'''

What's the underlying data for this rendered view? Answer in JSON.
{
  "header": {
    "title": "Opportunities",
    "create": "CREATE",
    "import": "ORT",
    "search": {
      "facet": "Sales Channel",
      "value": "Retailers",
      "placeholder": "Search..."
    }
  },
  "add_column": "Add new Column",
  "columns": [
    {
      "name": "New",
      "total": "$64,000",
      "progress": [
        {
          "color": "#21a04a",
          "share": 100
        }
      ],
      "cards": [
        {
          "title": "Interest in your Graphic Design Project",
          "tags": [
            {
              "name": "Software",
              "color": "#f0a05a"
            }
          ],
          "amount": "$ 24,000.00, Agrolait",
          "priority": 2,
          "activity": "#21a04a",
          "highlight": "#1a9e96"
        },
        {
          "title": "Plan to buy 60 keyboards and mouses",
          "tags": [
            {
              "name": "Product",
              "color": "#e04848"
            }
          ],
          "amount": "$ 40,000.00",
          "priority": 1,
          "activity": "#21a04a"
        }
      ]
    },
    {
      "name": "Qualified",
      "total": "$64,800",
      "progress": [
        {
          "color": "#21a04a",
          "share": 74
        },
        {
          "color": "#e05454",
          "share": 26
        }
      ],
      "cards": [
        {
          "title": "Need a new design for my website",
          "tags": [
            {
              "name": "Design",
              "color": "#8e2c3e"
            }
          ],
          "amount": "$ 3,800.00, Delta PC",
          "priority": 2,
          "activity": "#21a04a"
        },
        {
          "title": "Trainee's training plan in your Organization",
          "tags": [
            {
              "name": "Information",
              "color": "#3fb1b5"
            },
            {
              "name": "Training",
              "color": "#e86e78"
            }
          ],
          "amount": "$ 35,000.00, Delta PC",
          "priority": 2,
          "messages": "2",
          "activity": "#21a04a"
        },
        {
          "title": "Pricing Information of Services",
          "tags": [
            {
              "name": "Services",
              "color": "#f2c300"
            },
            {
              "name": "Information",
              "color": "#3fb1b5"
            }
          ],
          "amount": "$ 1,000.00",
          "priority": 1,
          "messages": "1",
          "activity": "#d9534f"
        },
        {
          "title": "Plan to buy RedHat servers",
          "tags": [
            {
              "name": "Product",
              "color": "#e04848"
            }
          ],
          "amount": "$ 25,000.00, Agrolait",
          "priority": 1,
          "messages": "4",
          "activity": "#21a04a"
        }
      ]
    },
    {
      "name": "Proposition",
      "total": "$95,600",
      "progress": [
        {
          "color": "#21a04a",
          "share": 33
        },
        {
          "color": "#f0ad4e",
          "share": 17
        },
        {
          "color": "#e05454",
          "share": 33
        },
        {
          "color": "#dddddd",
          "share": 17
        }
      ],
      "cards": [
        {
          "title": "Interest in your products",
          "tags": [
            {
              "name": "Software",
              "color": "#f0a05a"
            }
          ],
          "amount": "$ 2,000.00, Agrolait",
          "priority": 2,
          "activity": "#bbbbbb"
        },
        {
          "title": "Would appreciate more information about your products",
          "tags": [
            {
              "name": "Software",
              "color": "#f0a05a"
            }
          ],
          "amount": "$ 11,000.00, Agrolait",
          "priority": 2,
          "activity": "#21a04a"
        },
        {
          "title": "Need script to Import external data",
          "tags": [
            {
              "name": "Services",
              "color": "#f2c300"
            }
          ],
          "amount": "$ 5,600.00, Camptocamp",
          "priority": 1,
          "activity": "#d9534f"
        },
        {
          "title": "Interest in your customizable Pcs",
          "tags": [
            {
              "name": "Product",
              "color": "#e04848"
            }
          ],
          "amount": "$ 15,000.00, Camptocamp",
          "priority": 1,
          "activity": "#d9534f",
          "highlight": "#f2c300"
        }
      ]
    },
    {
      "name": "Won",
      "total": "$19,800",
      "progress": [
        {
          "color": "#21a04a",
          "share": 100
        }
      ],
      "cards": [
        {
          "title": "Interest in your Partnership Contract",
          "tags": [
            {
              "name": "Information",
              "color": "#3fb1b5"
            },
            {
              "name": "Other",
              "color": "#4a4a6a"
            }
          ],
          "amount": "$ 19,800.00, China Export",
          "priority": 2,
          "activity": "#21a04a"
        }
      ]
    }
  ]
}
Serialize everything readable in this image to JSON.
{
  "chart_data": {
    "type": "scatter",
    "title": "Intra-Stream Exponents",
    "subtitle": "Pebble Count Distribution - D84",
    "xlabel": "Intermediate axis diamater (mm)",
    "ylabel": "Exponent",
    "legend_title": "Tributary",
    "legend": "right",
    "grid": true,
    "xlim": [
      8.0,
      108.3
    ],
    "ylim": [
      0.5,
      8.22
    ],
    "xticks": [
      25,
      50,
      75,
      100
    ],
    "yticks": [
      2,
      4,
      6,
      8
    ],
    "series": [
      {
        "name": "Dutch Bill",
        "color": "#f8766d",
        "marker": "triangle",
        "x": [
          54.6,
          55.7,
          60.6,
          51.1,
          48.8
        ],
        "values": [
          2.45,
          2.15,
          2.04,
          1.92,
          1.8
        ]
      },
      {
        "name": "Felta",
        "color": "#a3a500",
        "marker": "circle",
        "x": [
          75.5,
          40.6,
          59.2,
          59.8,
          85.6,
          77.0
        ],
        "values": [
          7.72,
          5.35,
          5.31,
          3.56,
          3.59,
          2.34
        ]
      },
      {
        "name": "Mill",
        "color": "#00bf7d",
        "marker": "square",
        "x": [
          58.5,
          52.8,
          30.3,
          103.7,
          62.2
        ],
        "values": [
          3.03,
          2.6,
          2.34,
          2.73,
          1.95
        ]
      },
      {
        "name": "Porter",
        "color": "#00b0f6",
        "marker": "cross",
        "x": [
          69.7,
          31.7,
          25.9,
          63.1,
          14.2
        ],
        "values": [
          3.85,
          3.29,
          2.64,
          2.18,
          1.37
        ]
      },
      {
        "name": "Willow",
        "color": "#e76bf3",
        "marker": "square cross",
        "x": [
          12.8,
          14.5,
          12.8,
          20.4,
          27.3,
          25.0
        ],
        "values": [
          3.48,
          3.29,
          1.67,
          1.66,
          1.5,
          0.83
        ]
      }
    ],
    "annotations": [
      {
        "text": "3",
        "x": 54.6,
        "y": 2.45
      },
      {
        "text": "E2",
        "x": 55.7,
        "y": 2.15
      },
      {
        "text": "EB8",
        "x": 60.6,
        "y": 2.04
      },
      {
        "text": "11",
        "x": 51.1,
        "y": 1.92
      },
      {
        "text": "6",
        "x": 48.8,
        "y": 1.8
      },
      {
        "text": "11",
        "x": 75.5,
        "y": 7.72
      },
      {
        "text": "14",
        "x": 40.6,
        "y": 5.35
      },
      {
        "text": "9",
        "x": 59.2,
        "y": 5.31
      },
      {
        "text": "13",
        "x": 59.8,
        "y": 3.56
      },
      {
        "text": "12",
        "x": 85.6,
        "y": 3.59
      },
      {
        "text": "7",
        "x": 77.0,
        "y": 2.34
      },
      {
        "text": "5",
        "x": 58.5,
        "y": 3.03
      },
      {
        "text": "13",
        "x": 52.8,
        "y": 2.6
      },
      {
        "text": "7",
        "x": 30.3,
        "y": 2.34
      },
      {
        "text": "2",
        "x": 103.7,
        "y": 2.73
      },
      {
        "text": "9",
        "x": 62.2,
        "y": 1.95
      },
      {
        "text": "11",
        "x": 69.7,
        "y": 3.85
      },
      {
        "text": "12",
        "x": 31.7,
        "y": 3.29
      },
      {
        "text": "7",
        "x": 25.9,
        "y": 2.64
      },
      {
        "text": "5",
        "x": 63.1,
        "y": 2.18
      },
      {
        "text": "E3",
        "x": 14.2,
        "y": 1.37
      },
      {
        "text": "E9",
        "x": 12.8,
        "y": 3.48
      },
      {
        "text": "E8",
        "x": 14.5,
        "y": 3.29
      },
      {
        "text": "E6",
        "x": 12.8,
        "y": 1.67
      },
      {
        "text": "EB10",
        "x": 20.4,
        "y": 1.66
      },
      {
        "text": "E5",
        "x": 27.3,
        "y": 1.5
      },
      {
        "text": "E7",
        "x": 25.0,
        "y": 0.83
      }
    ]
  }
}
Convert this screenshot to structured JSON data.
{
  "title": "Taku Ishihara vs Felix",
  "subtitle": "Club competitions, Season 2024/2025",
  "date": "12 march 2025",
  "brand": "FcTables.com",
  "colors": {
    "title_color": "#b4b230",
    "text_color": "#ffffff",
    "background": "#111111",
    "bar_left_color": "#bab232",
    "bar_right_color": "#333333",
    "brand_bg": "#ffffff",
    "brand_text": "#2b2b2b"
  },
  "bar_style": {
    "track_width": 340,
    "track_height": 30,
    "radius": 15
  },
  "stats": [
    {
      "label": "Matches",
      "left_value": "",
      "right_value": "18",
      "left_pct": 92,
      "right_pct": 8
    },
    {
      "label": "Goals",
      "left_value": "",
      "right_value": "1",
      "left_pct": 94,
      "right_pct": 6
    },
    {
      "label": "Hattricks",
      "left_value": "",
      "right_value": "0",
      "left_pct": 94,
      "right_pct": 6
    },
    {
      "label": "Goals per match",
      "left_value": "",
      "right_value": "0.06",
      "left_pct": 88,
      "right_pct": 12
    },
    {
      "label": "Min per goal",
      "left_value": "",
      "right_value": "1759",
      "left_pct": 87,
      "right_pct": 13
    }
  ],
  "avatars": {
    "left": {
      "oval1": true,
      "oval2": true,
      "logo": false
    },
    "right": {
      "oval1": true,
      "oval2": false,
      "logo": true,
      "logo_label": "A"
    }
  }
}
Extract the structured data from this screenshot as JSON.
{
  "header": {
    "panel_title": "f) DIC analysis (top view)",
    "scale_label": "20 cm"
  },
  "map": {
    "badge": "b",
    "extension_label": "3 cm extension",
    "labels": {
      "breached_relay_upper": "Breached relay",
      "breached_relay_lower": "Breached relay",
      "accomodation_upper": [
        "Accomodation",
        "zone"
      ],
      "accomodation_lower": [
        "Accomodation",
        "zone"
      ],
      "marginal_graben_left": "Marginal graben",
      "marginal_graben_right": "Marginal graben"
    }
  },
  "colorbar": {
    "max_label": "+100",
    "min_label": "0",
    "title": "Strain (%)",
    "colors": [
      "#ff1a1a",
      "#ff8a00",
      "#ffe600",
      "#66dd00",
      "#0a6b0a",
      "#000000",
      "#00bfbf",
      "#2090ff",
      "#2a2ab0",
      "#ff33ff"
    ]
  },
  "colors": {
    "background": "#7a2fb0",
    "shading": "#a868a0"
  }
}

'''

Exercise details
Where a line of the data holds "Breached", show that line.

Solution to the exercise
      "breached_relay_upper": "Breached relay",
      "breached_relay_lower": "Breached relay",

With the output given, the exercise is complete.